>> Start

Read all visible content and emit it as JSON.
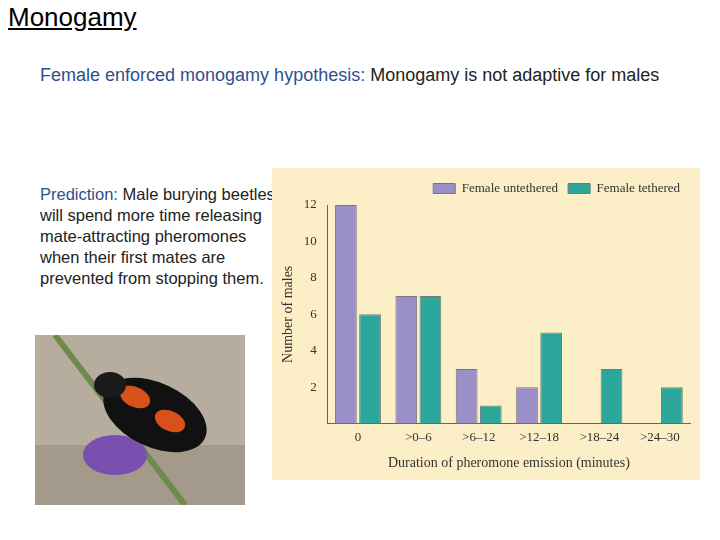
{
  "slide": {
    "title": "Monogamy",
    "hypothesis_label": "Female enforced monogamy hypothesis:",
    "hypothesis_text": "Monogamy is not adaptive for males",
    "prediction_label": "Prediction:",
    "prediction_text": "Male burying beetles will spend more time releasing mate-attracting pheromones when their first mates are prevented from stopping them."
  },
  "chart_data": {
    "type": "bar",
    "x_label": "Duration of pheromone emission (minutes)",
    "y_label": "Number of males",
    "categories": [
      "0",
      ">0–6",
      ">6–12",
      ">12–18",
      ">18–24",
      ">24–30"
    ],
    "series": [
      {
        "name": "Female untethered",
        "color": "#9a8fc8",
        "values": [
          12,
          7,
          3,
          2,
          0,
          0
        ]
      },
      {
        "name": "Female tethered",
        "color": "#2ba89b",
        "values": [
          6,
          7,
          1,
          5,
          3,
          2
        ]
      }
    ],
    "ylim": [
      0,
      12
    ],
    "yticks": [
      2,
      4,
      6,
      8,
      10,
      12
    ],
    "grid": false,
    "legend": "top-right"
  }
}
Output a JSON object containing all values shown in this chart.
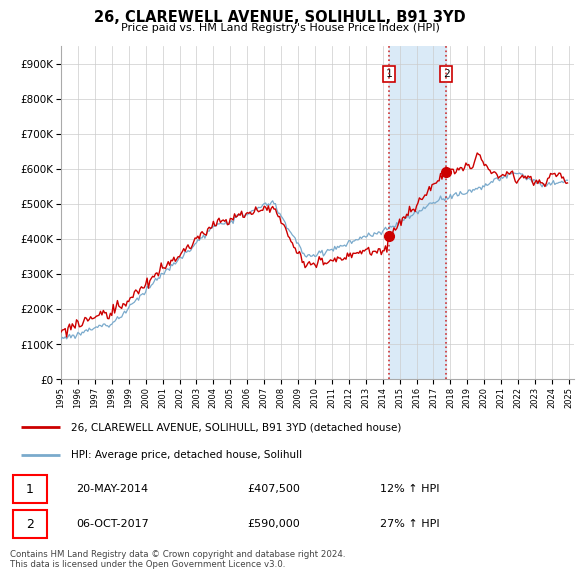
{
  "title": "26, CLAREWELL AVENUE, SOLIHULL, B91 3YD",
  "subtitle": "Price paid vs. HM Land Registry's House Price Index (HPI)",
  "ylim": [
    0,
    950000
  ],
  "yticks": [
    0,
    100000,
    200000,
    300000,
    400000,
    500000,
    600000,
    700000,
    800000,
    900000
  ],
  "ytick_labels": [
    "£0",
    "£100K",
    "£200K",
    "£300K",
    "£400K",
    "£500K",
    "£600K",
    "£700K",
    "£800K",
    "£900K"
  ],
  "line1_color": "#cc0000",
  "line2_color": "#7aaacc",
  "shaded_color": "#daeaf7",
  "transaction1_year": 2014.375,
  "transaction1_price": 407500,
  "transaction2_year": 2017.75,
  "transaction2_price": 590000,
  "legend_entry1": "26, CLAREWELL AVENUE, SOLIHULL, B91 3YD (detached house)",
  "legend_entry2": "HPI: Average price, detached house, Solihull",
  "table_row1_num": "1",
  "table_row1_date": "20-MAY-2014",
  "table_row1_price": "£407,500",
  "table_row1_hpi": "12% ↑ HPI",
  "table_row2_num": "2",
  "table_row2_date": "06-OCT-2017",
  "table_row2_price": "£590,000",
  "table_row2_hpi": "27% ↑ HPI",
  "footnote": "Contains HM Land Registry data © Crown copyright and database right 2024.\nThis data is licensed under the Open Government Licence v3.0.",
  "background_color": "#ffffff",
  "plot_bg_color": "#ffffff",
  "grid_color": "#cccccc",
  "start_year": 1995,
  "end_year": 2025
}
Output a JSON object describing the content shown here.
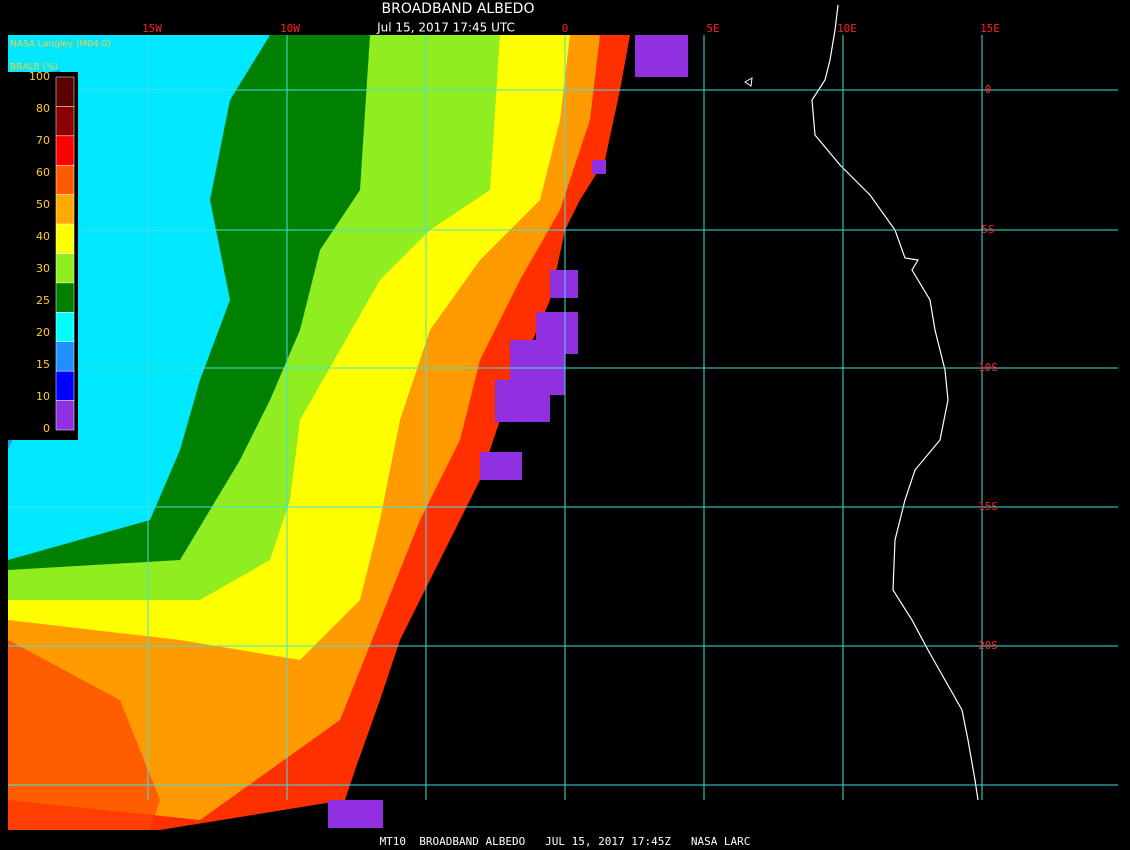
{
  "header": {
    "title": "BROADBAND ALBEDO",
    "timestamp": "Jul 15, 2017 17:45 UTC",
    "source": "NASA Langley (M04.0)"
  },
  "legend": {
    "title": "BBALB (%)",
    "labels": [
      "100",
      "80",
      "70",
      "60",
      "50",
      "40",
      "30",
      "25",
      "20",
      "15",
      "10",
      "0"
    ],
    "colors": [
      "#5a0000",
      "#8b0000",
      "#ff0000",
      "#ff5a00",
      "#ffaa00",
      "#ffff00",
      "#90ee20",
      "#008000",
      "#00ffff",
      "#1e90ff",
      "#0000ff",
      "#9030e0"
    ]
  },
  "grid": {
    "lon_labels": [
      "15W",
      "10W",
      "0",
      "5E",
      "10E",
      "15E"
    ],
    "lat_labels": [
      "0",
      "5S",
      "10S",
      "15S",
      "20S"
    ]
  },
  "footer": "MT10  BROADBAND ALBEDO   JUL 15, 2017 17:45Z   NASA LARC"
}
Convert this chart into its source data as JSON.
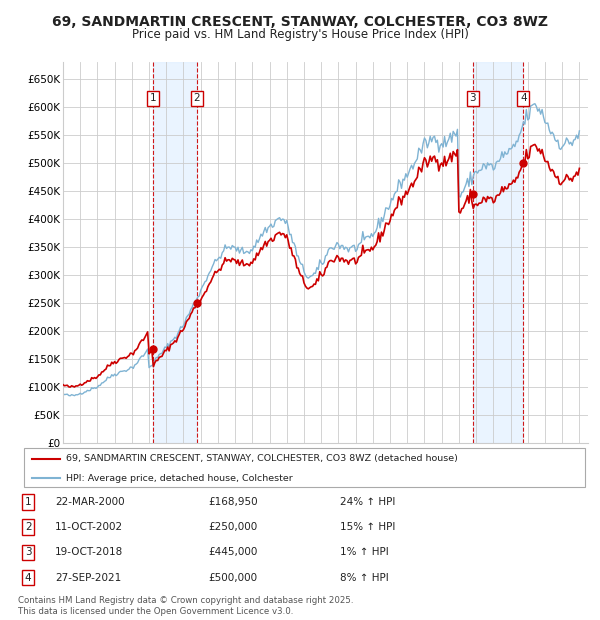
{
  "title": "69, SANDMARTIN CRESCENT, STANWAY, COLCHESTER, CO3 8WZ",
  "subtitle": "Price paid vs. HM Land Registry's House Price Index (HPI)",
  "ylim": [
    0,
    680000
  ],
  "yticks": [
    0,
    50000,
    100000,
    150000,
    200000,
    250000,
    300000,
    350000,
    400000,
    450000,
    500000,
    550000,
    600000,
    650000
  ],
  "ytick_labels": [
    "£0",
    "£50K",
    "£100K",
    "£150K",
    "£200K",
    "£250K",
    "£300K",
    "£350K",
    "£400K",
    "£450K",
    "£500K",
    "£550K",
    "£600K",
    "£650K"
  ],
  "xlim_start": 1995.0,
  "xlim_end": 2025.5,
  "xticks": [
    1995,
    1996,
    1997,
    1998,
    1999,
    2000,
    2001,
    2002,
    2003,
    2004,
    2005,
    2006,
    2007,
    2008,
    2009,
    2010,
    2011,
    2012,
    2013,
    2014,
    2015,
    2016,
    2017,
    2018,
    2019,
    2020,
    2021,
    2022,
    2023,
    2024,
    2025
  ],
  "background_color": "#ffffff",
  "grid_color": "#cccccc",
  "sale_color": "#cc0000",
  "hpi_color": "#7fb3d3",
  "sale_label": "69, SANDMARTIN CRESCENT, STANWAY, COLCHESTER, CO3 8WZ (detached house)",
  "hpi_label": "HPI: Average price, detached house, Colchester",
  "transactions": [
    {
      "num": 1,
      "date": "22-MAR-2000",
      "year": 2000.22,
      "price": 168950,
      "hpi_pct": "24%",
      "dir": "↑"
    },
    {
      "num": 2,
      "date": "11-OCT-2002",
      "year": 2002.78,
      "price": 250000,
      "hpi_pct": "15%",
      "dir": "↑"
    },
    {
      "num": 3,
      "date": "19-OCT-2018",
      "year": 2018.8,
      "price": 445000,
      "hpi_pct": "1%",
      "dir": "↑"
    },
    {
      "num": 4,
      "date": "27-SEP-2021",
      "year": 2021.74,
      "price": 500000,
      "hpi_pct": "8%",
      "dir": "↑"
    }
  ],
  "footnote": "Contains HM Land Registry data © Crown copyright and database right 2025.\nThis data is licensed under the Open Government Licence v3.0.",
  "hpi_data_monthly": {
    "start_year": 1995,
    "start_month": 1,
    "values": [
      88000,
      87000,
      86500,
      86000,
      85500,
      85000,
      85000,
      85000,
      85500,
      86000,
      87000,
      88000,
      89000,
      90000,
      91000,
      92000,
      93000,
      94000,
      95000,
      96000,
      97000,
      98000,
      99000,
      100000,
      101000,
      103000,
      105000,
      107000,
      109000,
      111000,
      113000,
      115000,
      117000,
      119000,
      121000,
      122000,
      123000,
      124000,
      125000,
      126000,
      127000,
      128000,
      129000,
      130000,
      131000,
      132000,
      133000,
      134000,
      135000,
      137000,
      139000,
      142000,
      145000,
      148000,
      151000,
      154000,
      157000,
      160000,
      163000,
      166000,
      136000,
      138000,
      141000,
      144000,
      147000,
      150000,
      153000,
      156000,
      159000,
      162000,
      165000,
      168000,
      171000,
      174000,
      177000,
      180000,
      183000,
      186000,
      189000,
      192000,
      196000,
      200000,
      204000,
      208000,
      212000,
      217000,
      222000,
      227000,
      232000,
      237000,
      242000,
      247000,
      252000,
      257000,
      262000,
      267000,
      272000,
      278000,
      283000,
      289000,
      294000,
      300000,
      305000,
      310000,
      315000,
      319000,
      322000,
      325000,
      328000,
      332000,
      336000,
      340000,
      343000,
      346000,
      348000,
      349000,
      350000,
      350000,
      349000,
      348000,
      347000,
      346000,
      345000,
      344000,
      343000,
      342000,
      342000,
      342000,
      342000,
      343000,
      344000,
      345000,
      347000,
      350000,
      353000,
      357000,
      361000,
      366000,
      370000,
      374000,
      377000,
      380000,
      382000,
      384000,
      386000,
      388000,
      390000,
      392000,
      395000,
      398000,
      400000,
      401000,
      400000,
      399000,
      398000,
      395000,
      390000,
      384000,
      377000,
      370000,
      362000,
      354000,
      346000,
      338000,
      330000,
      322000,
      316000,
      311000,
      307000,
      303000,
      300000,
      298000,
      297000,
      297000,
      298000,
      300000,
      303000,
      307000,
      311000,
      315000,
      319000,
      323000,
      327000,
      332000,
      337000,
      342000,
      346000,
      349000,
      351000,
      353000,
      354000,
      354000,
      354000,
      353000,
      352000,
      351000,
      350000,
      349000,
      348000,
      347000,
      347000,
      347000,
      347000,
      348000,
      349000,
      350000,
      352000,
      354000,
      356000,
      358000,
      360000,
      362000,
      364000,
      366000,
      368000,
      370000,
      373000,
      376000,
      380000,
      384000,
      389000,
      394000,
      399000,
      404000,
      409000,
      414000,
      419000,
      423000,
      428000,
      433000,
      438000,
      443000,
      448000,
      453000,
      458000,
      462000,
      466000,
      470000,
      473000,
      476000,
      479000,
      483000,
      487000,
      491000,
      496000,
      501000,
      506000,
      511000,
      516000,
      521000,
      525000,
      529000,
      532000,
      534000,
      536000,
      538000,
      540000,
      542000,
      543000,
      543000,
      542000,
      541000,
      539000,
      537000,
      536000,
      536000,
      537000,
      538000,
      540000,
      542000,
      544000,
      546000,
      549000,
      552000,
      554000,
      557000,
      440000,
      443000,
      447000,
      451000,
      455000,
      458000,
      462000,
      466000,
      470000,
      474000,
      477000,
      480000,
      483000,
      486000,
      488000,
      490000,
      492000,
      493000,
      494000,
      494000,
      494000,
      494000,
      493000,
      493000,
      493000,
      494000,
      496000,
      499000,
      503000,
      507000,
      511000,
      514000,
      516000,
      517000,
      518000,
      518000,
      519000,
      521000,
      524000,
      529000,
      534000,
      540000,
      547000,
      555000,
      562000,
      569000,
      575000,
      580000,
      584000,
      588000,
      593000,
      597000,
      600000,
      601000,
      601000,
      599000,
      596000,
      592000,
      588000,
      583000,
      578000,
      573000,
      568000,
      563000,
      558000,
      553000,
      549000,
      545000,
      542000,
      539000,
      537000,
      535000,
      534000,
      533000,
      533000,
      533000,
      534000,
      535000,
      537000,
      539000,
      541000,
      544000,
      547000,
      550000,
      553000
    ]
  }
}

>> End

[Task to carry out]: Report only how many lines in the listing contain the string "JSON".

[Written answer]: 4